Given entries start

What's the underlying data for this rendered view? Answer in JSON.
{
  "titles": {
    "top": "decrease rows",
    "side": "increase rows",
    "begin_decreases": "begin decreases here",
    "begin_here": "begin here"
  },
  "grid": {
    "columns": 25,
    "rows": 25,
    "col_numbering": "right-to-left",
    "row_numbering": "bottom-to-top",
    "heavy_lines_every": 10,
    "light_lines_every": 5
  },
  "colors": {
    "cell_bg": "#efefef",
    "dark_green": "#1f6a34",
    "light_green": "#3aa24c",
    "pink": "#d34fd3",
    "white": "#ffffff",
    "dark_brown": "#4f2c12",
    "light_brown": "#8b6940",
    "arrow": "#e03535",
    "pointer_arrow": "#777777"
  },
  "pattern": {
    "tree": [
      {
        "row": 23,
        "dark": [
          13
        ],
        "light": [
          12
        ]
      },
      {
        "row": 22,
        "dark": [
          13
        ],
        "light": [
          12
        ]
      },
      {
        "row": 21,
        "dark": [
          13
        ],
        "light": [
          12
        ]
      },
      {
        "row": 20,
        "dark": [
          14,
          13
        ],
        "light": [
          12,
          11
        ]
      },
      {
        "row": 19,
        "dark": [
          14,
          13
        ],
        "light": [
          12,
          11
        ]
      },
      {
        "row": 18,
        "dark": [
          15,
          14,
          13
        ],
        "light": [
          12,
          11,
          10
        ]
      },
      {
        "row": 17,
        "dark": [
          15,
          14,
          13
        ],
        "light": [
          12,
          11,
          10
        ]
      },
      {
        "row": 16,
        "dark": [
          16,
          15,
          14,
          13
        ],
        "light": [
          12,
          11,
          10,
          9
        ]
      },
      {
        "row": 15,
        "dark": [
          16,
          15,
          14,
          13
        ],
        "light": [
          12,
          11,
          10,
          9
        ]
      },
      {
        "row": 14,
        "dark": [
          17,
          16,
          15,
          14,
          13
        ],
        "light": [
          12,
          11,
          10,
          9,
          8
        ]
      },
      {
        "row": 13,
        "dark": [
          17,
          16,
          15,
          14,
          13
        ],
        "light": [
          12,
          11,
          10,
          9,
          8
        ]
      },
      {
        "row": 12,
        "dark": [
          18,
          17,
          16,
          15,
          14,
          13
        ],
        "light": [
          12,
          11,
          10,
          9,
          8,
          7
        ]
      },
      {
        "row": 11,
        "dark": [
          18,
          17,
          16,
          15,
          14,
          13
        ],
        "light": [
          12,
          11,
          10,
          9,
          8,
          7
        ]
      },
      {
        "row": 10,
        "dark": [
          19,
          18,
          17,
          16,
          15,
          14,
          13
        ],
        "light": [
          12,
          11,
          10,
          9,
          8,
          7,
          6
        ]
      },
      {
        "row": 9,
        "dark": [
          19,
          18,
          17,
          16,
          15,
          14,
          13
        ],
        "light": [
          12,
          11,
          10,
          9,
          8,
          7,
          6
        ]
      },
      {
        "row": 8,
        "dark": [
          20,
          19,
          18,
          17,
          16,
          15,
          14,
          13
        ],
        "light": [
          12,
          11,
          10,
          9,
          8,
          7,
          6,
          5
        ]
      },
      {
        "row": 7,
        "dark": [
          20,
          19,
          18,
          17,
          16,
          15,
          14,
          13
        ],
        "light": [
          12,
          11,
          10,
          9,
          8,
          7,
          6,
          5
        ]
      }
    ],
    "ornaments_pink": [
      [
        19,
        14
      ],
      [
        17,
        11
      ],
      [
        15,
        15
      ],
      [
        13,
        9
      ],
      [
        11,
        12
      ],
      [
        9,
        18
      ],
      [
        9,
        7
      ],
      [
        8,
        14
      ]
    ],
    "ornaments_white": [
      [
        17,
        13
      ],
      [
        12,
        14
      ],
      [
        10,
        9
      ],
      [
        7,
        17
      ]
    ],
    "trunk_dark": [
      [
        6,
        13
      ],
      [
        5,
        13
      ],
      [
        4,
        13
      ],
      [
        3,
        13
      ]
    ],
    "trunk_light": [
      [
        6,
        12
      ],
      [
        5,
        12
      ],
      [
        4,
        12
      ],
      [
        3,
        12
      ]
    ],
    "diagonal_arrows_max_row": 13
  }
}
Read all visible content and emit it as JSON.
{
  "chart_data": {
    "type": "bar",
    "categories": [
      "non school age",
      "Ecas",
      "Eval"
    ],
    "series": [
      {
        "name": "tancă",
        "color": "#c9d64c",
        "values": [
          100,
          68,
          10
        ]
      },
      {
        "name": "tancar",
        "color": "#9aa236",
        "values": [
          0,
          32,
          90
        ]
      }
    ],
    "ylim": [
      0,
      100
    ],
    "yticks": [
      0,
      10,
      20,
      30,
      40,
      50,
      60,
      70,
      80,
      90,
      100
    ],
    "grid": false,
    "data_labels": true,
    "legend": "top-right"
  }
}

Given entries end

**Aim:** Extract every line from the one containing "Read all visible content and emit it as JSON." to the end of the entries, including both of those lines, exactly as given and with nothing added.

**The response:**
Read all visible content and emit it as JSON.
{
  "chart_data": {
    "type": "bar",
    "categories": [
      "non school age",
      "Ecas",
      "Eval"
    ],
    "series": [
      {
        "name": "tancă",
        "color": "#c9d64c",
        "values": [
          100,
          68,
          10
        ]
      },
      {
        "name": "tancar",
        "color": "#9aa236",
        "values": [
          0,
          32,
          90
        ]
      }
    ],
    "ylim": [
      0,
      100
    ],
    "yticks": [
      0,
      10,
      20,
      30,
      40,
      50,
      60,
      70,
      80,
      90,
      100
    ],
    "grid": false,
    "data_labels": true,
    "legend": "top-right"
  }
}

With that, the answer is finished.